=== Task goal ===
Write out every single entry exactly.
— Start Records —
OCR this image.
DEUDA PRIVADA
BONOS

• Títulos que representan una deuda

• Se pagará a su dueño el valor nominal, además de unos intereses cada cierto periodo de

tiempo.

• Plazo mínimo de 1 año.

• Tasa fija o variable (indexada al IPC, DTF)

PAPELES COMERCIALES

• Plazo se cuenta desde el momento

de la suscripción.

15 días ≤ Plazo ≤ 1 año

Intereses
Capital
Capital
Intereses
— End Records —
=== The completed task ===
OCR this image.
DEUDA PRIVADA
BONOS

• Títulos que representan una deuda

• Se pagará a su dueño el valor nominal, además de unos intereses cada cierto periodo de

tiempo.

• Plazo mínimo de 1 año.

• Tasa fija o variable (indexada al IPC, DTF)

PAPELES COMERCIALES

• Plazo se cuenta desde el momento

de la suscripción.

15 días ≤ Plazo ≤ 1 año

Intereses
Capital
Capital
Intereses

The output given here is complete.